Print all the entries verbatim.

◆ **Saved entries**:
------------------------------------
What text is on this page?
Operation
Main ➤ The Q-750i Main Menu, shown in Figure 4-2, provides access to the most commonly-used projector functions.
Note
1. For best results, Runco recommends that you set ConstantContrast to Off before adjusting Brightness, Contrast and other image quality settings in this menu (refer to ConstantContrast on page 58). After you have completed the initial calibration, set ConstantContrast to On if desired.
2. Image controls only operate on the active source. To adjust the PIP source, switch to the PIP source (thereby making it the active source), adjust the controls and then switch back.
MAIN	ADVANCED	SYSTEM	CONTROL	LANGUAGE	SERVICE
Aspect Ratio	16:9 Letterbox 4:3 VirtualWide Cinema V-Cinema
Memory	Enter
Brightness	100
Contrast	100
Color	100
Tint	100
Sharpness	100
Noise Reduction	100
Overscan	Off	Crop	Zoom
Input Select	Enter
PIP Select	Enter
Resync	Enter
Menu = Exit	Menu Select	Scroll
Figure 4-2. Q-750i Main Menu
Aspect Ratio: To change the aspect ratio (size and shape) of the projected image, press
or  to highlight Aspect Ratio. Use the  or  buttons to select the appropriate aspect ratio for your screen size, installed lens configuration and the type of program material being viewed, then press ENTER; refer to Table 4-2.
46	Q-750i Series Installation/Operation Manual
------------------------------------
◆ **Exercise response**:
What text is on this page?
Operation
Main ➤ The Q-750i Main Menu, shown in Figure 4-2, provides access to the most commonly-used projector functions.
Note
1. For best results, Runco recommends that you set ConstantContrast to Off before adjusting Brightness, Contrast and other image quality settings in this menu (refer to ConstantContrast on page 58). After you have completed the initial calibration, set ConstantContrast to On if desired.
2. Image controls only operate on the active source. To adjust the PIP source, switch to the PIP source (thereby making it the active source), adjust the controls and then switch back.
MAIN	ADVANCED	SYSTEM	CONTROL	LANGUAGE	SERVICE
Aspect Ratio	16:9 Letterbox 4:3 VirtualWide Cinema V-Cinema
Memory	Enter
Brightness	100
Contrast	100
Color	100
Tint	100
Sharpness	100
Noise Reduction	100
Overscan	Off	Crop	Zoom
Input Select	Enter
PIP Select	Enter
Resync	Enter
Menu = Exit	Menu Select	Scroll
Figure 4-2. Q-750i Main Menu
Aspect Ratio: To change the aspect ratio (size and shape) of the projected image, press
or  to highlight Aspect Ratio. Use the  or  buttons to select the appropriate aspect ratio for your screen size, installed lens configuration and the type of program material being viewed, then press ENTER; refer to Table 4-2.
46	Q-750i Series Installation/Operation Manual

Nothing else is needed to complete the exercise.